**Exercise instructions**
The records below must be transcribed exactly. Do not include the pictures.

**Material supplied**
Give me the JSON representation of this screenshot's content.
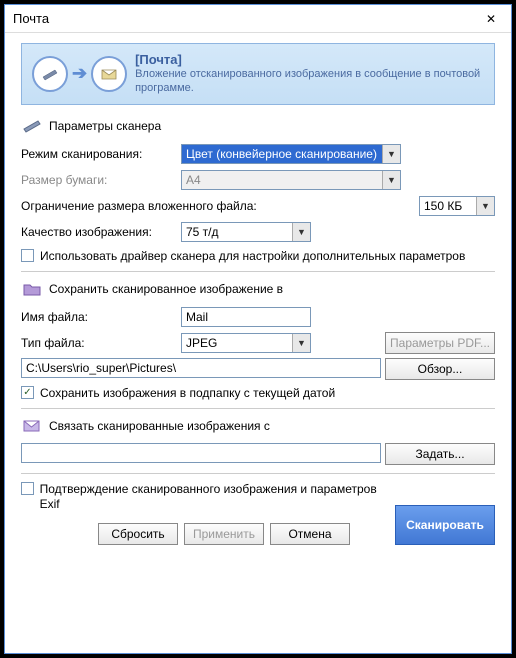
{
  "window": {
    "title": "Почта"
  },
  "banner": {
    "title": "[Почта]",
    "desc": "Вложение отсканированного изображения в сообщение в почтовой программе."
  },
  "scanner": {
    "section": "Параметры сканера",
    "mode_label": "Режим сканирования:",
    "mode_value": "Цвет (конвейерное сканирование)",
    "paper_label": "Размер бумаги:",
    "paper_value": "A4",
    "limit_label": "Ограничение размера вложенного файла:",
    "limit_value": "150 КБ",
    "quality_label": "Качество изображения:",
    "quality_value": "75 т/д",
    "use_driver": "Использовать драйвер сканера для настройки дополнительных параметров"
  },
  "save": {
    "section": "Сохранить сканированное изображение в",
    "filename_label": "Имя файла:",
    "filename_value": "Mail",
    "filetype_label": "Тип файла:",
    "filetype_value": "JPEG",
    "pdf_btn": "Параметры PDF...",
    "path": "C:\\Users\\rio_super\\Pictures\\",
    "browse_btn": "Обзор...",
    "subfolder": "Сохранить изображения в подпапку с текущей датой"
  },
  "link": {
    "section": "Связать сканированные изображения с",
    "value": "",
    "set_btn": "Задать..."
  },
  "bottom": {
    "confirm": "Подтверждение сканированного изображения и параметров Exif",
    "reset_btn": "Сбросить",
    "apply_btn": "Применить",
    "cancel_btn": "Отмена",
    "scan_btn": "Сканировать"
  }
}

**Result for this task**
Give me the JSON representation of this screenshot's content.
{
  "window": {
    "title": "Почта"
  },
  "banner": {
    "title": "[Почта]",
    "desc": "Вложение отсканированного изображения в сообщение в почтовой программе."
  },
  "scanner": {
    "section": "Параметры сканера",
    "mode_label": "Режим сканирования:",
    "mode_value": "Цвет (конвейерное сканирование)",
    "paper_label": "Размер бумаги:",
    "paper_value": "A4",
    "limit_label": "Ограничение размера вложенного файла:",
    "limit_value": "150 КБ",
    "quality_label": "Качество изображения:",
    "quality_value": "75 т/д",
    "use_driver": "Использовать драйвер сканера для настройки дополнительных параметров"
  },
  "save": {
    "section": "Сохранить сканированное изображение в",
    "filename_label": "Имя файла:",
    "filename_value": "Mail",
    "filetype_label": "Тип файла:",
    "filetype_value": "JPEG",
    "pdf_btn": "Параметры PDF...",
    "path": "C:\\Users\\rio_super\\Pictures\\",
    "browse_btn": "Обзор...",
    "subfolder": "Сохранить изображения в подпапку с текущей датой"
  },
  "link": {
    "section": "Связать сканированные изображения с",
    "value": "",
    "set_btn": "Задать..."
  },
  "bottom": {
    "confirm": "Подтверждение сканированного изображения и параметров Exif",
    "reset_btn": "Сбросить",
    "apply_btn": "Применить",
    "cancel_btn": "Отмена",
    "scan_btn": "Сканировать"
  }
}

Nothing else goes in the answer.